EXERCISE INPUTS ->
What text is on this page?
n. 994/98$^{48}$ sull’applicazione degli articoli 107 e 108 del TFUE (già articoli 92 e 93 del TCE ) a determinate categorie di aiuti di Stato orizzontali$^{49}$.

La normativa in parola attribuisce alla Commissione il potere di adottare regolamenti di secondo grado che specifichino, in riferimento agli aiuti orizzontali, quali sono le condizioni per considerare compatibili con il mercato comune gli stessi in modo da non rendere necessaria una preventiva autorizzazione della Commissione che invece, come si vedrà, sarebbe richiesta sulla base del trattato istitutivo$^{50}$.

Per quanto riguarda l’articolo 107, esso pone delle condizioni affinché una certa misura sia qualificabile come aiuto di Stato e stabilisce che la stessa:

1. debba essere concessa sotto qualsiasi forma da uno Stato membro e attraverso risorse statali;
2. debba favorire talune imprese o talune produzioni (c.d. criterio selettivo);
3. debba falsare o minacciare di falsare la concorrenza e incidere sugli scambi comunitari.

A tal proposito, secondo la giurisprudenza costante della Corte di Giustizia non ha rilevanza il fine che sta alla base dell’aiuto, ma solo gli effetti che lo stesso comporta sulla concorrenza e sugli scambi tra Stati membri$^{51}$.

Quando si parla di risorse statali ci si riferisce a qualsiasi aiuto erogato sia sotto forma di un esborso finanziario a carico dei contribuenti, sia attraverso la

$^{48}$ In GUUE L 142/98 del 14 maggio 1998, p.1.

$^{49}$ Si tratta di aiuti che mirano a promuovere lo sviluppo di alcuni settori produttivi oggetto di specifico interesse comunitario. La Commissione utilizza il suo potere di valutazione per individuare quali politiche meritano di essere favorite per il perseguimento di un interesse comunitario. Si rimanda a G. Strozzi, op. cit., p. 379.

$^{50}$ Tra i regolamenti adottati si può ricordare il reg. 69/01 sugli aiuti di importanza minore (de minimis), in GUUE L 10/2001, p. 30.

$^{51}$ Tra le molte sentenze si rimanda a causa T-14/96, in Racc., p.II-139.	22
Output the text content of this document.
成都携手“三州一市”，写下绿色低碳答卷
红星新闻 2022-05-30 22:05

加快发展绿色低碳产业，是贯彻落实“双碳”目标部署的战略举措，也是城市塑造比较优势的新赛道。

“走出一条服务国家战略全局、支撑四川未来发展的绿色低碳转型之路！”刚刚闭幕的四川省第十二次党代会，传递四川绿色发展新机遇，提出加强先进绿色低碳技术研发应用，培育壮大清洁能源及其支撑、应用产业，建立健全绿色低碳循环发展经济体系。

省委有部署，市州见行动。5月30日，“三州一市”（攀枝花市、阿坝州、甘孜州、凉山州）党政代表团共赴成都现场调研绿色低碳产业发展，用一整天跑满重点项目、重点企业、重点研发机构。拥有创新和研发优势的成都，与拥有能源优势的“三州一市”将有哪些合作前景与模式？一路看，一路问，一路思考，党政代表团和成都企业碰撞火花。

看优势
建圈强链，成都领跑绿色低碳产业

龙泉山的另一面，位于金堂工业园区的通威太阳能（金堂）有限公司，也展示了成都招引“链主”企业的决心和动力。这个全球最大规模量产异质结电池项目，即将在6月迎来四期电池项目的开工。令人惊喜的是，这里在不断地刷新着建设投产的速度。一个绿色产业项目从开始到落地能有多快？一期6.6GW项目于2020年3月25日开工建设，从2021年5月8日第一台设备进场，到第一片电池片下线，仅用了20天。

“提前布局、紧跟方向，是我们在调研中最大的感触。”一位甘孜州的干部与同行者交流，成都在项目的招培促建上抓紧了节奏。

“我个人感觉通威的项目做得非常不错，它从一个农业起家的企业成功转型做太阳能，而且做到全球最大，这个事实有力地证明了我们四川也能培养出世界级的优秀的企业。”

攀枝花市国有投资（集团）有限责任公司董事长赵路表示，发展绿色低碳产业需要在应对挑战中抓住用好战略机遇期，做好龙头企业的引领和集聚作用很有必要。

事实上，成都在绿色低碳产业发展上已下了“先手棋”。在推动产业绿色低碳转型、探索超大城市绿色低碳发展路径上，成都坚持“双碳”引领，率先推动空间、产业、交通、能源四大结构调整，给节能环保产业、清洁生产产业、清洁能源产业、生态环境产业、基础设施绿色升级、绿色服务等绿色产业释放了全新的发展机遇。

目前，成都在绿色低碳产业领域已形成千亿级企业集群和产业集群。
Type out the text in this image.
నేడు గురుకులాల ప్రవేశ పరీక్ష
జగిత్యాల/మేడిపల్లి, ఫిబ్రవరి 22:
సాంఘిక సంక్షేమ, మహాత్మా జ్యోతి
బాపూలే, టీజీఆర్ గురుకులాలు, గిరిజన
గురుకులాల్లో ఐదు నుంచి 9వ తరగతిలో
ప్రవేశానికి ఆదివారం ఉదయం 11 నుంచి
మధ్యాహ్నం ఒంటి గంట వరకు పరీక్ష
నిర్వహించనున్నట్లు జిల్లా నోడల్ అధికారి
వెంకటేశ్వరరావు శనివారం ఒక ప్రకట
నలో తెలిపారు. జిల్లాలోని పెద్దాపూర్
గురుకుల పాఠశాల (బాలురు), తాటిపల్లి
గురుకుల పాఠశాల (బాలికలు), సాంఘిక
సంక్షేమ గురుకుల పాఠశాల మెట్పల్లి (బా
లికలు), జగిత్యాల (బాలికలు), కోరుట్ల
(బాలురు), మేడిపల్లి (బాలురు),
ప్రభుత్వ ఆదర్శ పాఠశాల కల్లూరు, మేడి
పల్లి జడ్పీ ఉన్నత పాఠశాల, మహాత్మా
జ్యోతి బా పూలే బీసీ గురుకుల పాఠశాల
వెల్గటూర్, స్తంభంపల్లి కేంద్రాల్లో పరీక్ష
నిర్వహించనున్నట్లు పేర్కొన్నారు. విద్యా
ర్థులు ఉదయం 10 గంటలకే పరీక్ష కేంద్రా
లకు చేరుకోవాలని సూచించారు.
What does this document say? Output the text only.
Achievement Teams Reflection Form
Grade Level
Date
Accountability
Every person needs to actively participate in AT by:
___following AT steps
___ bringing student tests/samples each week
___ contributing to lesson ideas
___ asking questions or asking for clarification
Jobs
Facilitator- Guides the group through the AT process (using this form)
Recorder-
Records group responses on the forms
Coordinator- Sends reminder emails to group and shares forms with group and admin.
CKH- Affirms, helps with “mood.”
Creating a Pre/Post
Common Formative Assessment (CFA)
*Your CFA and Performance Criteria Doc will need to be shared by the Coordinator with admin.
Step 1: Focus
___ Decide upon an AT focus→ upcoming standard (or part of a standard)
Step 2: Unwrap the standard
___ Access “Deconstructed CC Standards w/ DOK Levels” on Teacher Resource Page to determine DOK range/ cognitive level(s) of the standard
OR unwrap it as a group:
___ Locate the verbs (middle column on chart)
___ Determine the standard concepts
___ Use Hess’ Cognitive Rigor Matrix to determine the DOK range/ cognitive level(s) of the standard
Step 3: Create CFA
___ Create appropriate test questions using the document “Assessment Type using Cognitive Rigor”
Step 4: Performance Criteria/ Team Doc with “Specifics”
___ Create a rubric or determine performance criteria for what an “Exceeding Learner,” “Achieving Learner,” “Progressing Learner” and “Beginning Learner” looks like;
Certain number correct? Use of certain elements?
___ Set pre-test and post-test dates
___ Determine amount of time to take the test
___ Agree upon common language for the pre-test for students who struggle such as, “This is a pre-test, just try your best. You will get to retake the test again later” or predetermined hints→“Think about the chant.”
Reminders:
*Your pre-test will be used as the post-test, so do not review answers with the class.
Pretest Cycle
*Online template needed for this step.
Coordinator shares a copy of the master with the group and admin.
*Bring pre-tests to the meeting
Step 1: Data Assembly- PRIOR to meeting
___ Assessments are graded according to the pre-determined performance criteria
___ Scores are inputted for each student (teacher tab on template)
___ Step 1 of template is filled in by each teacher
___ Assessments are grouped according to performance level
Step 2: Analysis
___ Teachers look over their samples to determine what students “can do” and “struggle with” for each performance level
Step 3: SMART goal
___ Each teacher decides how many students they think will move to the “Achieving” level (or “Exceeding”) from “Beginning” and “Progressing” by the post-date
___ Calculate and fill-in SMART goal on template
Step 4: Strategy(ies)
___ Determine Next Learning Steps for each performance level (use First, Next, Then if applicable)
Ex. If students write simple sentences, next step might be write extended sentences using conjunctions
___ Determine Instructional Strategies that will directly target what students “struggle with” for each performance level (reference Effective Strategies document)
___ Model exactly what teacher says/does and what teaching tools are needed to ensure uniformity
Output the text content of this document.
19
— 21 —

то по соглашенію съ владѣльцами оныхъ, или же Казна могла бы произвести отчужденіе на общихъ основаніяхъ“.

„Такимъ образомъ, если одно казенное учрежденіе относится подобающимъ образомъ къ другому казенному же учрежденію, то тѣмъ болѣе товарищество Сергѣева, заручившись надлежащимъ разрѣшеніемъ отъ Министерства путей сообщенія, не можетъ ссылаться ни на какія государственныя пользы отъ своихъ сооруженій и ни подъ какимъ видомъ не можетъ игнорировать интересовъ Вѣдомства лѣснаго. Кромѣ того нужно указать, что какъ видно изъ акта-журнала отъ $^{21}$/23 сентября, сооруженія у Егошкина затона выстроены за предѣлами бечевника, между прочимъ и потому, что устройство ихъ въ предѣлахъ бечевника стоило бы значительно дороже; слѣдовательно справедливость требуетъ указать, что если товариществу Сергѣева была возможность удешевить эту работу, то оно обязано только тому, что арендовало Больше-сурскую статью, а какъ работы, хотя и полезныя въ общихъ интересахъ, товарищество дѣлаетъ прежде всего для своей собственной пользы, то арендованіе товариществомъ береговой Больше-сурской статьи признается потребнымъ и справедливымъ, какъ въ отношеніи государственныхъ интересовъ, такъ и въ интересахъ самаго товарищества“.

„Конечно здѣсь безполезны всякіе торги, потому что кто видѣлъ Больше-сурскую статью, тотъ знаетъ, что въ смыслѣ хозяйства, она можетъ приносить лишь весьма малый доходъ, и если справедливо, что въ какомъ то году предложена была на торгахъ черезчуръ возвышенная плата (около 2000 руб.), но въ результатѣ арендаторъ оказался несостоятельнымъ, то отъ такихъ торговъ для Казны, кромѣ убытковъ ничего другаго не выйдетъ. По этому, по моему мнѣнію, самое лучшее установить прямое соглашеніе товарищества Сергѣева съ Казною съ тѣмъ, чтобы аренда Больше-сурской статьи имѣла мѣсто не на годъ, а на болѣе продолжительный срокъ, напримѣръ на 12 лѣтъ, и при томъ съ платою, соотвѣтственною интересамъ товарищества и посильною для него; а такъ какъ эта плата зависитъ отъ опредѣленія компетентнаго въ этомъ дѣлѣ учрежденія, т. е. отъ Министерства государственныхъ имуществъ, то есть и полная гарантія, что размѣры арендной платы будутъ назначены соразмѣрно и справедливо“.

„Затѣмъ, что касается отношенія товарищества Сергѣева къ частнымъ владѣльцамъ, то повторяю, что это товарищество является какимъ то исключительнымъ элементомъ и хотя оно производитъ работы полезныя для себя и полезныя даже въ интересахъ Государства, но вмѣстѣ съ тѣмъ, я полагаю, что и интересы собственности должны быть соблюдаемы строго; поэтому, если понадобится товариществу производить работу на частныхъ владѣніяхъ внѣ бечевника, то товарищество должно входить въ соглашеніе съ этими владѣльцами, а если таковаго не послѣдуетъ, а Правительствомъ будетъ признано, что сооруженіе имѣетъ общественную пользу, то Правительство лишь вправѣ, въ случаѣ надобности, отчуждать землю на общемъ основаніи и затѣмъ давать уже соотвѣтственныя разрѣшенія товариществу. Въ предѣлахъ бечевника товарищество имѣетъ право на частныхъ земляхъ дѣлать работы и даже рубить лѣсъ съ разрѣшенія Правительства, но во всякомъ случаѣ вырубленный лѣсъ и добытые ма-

INSTRUCTIONS TO FOLLOW -> Copy every line above that includes the string "risorse".

FULL SOLUTION ->
1. debba essere concessa sotto qualsiasi forma da uno Stato membro e attraverso risorse statali;
Quando si parla di risorse statali ci si riferisce a qualsiasi aiuto erogato sia sotto forma di un esborso finanziario a carico dei contribuenti, sia attraverso la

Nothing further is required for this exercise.